— Working data —
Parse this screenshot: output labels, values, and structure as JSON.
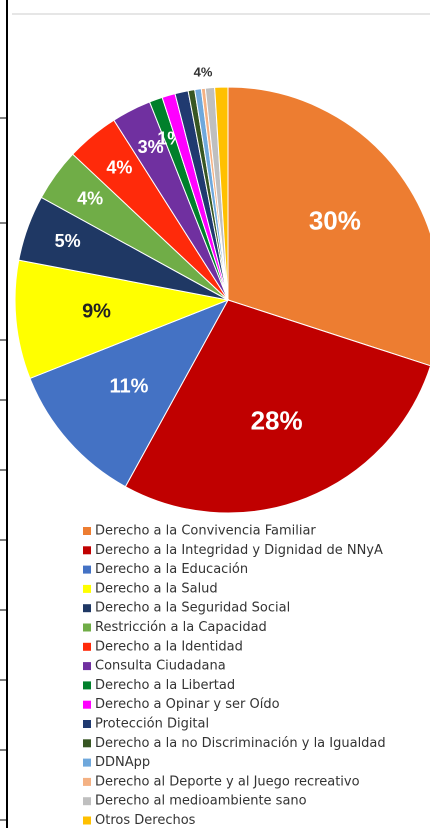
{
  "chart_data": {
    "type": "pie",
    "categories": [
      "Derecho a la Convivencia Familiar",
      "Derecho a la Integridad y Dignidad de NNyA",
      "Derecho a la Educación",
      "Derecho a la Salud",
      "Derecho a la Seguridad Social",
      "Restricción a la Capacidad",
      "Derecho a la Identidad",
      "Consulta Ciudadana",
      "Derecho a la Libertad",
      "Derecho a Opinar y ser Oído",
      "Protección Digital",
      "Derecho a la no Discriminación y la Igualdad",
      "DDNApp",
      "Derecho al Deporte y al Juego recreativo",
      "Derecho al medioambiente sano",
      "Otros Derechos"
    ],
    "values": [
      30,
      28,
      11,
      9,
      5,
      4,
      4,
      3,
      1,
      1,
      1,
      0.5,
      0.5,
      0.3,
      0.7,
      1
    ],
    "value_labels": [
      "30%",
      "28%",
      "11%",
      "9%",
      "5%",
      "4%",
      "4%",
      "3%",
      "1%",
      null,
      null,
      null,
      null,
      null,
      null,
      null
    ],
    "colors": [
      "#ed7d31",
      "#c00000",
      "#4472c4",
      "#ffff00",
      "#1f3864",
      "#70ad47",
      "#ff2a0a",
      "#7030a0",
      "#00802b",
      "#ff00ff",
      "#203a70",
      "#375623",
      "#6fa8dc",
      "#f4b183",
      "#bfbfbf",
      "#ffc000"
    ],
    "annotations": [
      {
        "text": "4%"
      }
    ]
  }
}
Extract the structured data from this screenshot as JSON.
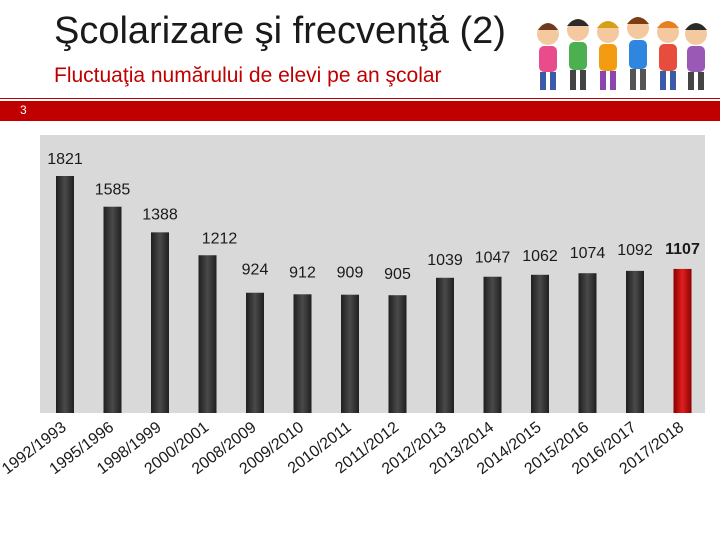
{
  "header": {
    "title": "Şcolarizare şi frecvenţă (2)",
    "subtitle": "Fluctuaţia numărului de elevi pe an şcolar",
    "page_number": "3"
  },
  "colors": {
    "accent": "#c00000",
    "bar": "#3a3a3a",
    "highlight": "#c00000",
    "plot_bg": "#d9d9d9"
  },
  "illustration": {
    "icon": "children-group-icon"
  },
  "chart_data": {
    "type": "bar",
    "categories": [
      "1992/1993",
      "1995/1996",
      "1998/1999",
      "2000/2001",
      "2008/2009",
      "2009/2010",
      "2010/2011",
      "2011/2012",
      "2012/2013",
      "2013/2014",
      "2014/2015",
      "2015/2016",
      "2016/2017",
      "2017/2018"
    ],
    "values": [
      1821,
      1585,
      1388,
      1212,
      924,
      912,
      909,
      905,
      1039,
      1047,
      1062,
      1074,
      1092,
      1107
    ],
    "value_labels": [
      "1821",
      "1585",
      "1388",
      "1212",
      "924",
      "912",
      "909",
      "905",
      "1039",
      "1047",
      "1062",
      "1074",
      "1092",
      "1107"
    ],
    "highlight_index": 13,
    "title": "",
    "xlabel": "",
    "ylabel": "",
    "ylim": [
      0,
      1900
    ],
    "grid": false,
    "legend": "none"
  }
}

— Instructions to follow —
For each line of the entries that includes "this", show that line.

— Written solution —
Parse this screenshot: output labels, values, and structure as JSON.
Extract the structured data from this screenshot as JSON.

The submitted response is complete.